Written instruction: Extract the data exactly, missing nothing.

# START OF Excerpted records

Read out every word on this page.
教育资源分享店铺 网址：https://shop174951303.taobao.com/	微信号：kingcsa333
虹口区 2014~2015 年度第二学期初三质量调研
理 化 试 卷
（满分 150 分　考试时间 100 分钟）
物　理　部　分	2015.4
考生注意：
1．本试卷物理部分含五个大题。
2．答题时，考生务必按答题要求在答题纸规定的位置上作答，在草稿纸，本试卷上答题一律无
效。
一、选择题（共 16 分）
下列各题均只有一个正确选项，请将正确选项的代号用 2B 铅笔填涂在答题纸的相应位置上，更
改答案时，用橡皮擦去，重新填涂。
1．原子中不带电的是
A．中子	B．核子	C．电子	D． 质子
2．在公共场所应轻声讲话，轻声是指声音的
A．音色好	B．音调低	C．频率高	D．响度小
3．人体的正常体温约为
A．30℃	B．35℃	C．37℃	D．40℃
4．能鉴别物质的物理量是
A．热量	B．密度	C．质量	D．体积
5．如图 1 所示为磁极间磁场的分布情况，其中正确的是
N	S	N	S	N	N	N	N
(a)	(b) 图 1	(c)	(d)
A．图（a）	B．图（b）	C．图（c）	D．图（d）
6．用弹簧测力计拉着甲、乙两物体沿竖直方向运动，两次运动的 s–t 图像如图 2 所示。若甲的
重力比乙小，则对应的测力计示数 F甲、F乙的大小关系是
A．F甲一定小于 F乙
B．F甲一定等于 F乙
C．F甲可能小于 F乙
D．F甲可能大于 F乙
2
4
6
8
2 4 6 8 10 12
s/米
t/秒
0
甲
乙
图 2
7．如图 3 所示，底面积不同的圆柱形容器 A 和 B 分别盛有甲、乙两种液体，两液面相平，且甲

# END OF Excerpted records

Correct response:
Read out every word on this page.
教育资源分享店铺 网址：https://shop174951303.taobao.com/	微信号：kingcsa333
虹口区 2014~2015 年度第二学期初三质量调研
理 化 试 卷
（满分 150 分　考试时间 100 分钟）
物　理　部　分	2015.4
考生注意：
1．本试卷物理部分含五个大题。
2．答题时，考生务必按答题要求在答题纸规定的位置上作答，在草稿纸，本试卷上答题一律无
效。
一、选择题（共 16 分）
下列各题均只有一个正确选项，请将正确选项的代号用 2B 铅笔填涂在答题纸的相应位置上，更
改答案时，用橡皮擦去，重新填涂。
1．原子中不带电的是
A．中子	B．核子	C．电子	D． 质子
2．在公共场所应轻声讲话，轻声是指声音的
A．音色好	B．音调低	C．频率高	D．响度小
3．人体的正常体温约为
A．30℃	B．35℃	C．37℃	D．40℃
4．能鉴别物质的物理量是
A．热量	B．密度	C．质量	D．体积
5．如图 1 所示为磁极间磁场的分布情况，其中正确的是
N	S	N	S	N	N	N	N
(a)	(b) 图 1	(c)	(d)
A．图（a）	B．图（b）	C．图（c）	D．图（d）
6．用弹簧测力计拉着甲、乙两物体沿竖直方向运动，两次运动的 s–t 图像如图 2 所示。若甲的
重力比乙小，则对应的测力计示数 F甲、F乙的大小关系是
A．F甲一定小于 F乙
B．F甲一定等于 F乙
C．F甲可能小于 F乙
D．F甲可能大于 F乙
2
4
6
8
2 4 6 8 10 12
s/米
t/秒
0
甲
乙
图 2
7．如图 3 所示，底面积不同的圆柱形容器 A 和 B 分别盛有甲、乙两种液体，两液面相平，且甲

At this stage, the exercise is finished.